Recorded data

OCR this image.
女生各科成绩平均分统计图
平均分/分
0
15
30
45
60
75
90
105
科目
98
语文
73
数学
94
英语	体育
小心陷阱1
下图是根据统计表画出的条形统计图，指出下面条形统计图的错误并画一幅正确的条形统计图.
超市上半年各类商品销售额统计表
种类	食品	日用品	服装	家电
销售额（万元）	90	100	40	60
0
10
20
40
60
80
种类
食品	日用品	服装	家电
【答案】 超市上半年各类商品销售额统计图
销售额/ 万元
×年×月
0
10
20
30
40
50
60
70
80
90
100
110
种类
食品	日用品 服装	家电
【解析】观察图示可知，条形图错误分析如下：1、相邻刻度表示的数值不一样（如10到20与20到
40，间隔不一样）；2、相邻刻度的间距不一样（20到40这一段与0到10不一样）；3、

▸ Short task: Please set down the whole listing above without altering a single line.

▸ Correct response:
OCR this image.
女生各科成绩平均分统计图
平均分/分
0
15
30
45
60
75
90
105
科目
98
语文
73
数学
94
英语	体育
小心陷阱1
下图是根据统计表画出的条形统计图，指出下面条形统计图的错误并画一幅正确的条形统计图.
超市上半年各类商品销售额统计表
种类	食品	日用品	服装	家电
销售额（万元）	90	100	40	60
0
10
20
40
60
80
种类
食品	日用品	服装	家电
【答案】 超市上半年各类商品销售额统计图
销售额/ 万元
×年×月
0
10
20
30
40
50
60
70
80
90
100
110
种类
食品	日用品 服装	家电
【解析】观察图示可知，条形图错误分析如下：1、相邻刻度表示的数值不一样（如10到20与20到
40，间隔不一样）；2、相邻刻度的间距不一样（20到40这一段与0到10不一样）；3、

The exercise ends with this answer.